===== Data in this exercise

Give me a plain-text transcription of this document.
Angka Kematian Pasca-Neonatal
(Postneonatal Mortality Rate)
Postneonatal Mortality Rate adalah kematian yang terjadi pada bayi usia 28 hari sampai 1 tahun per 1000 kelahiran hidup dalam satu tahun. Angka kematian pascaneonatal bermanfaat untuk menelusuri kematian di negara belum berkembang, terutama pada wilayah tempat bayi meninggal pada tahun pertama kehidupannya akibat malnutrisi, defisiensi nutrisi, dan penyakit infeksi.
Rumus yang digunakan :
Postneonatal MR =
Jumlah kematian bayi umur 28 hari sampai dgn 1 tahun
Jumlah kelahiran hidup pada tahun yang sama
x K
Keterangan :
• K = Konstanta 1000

==========

What needs to be done —
Restate the data above word for word, please.

Task answer —
Give me a plain-text transcription of this document.
Angka Kematian Pasca-Neonatal
(Postneonatal Mortality Rate)
Postneonatal Mortality Rate adalah kematian yang terjadi pada bayi usia 28 hari sampai 1 tahun per 1000 kelahiran hidup dalam satu tahun. Angka kematian pascaneonatal bermanfaat untuk menelusuri kematian di negara belum berkembang, terutama pada wilayah tempat bayi meninggal pada tahun pertama kehidupannya akibat malnutrisi, defisiensi nutrisi, dan penyakit infeksi.
Rumus yang digunakan :
Postneonatal MR =
Jumlah kematian bayi umur 28 hari sampai dgn 1 tahun
Jumlah kelahiran hidup pada tahun yang sama
x K
Keterangan :
• K = Konstanta 1000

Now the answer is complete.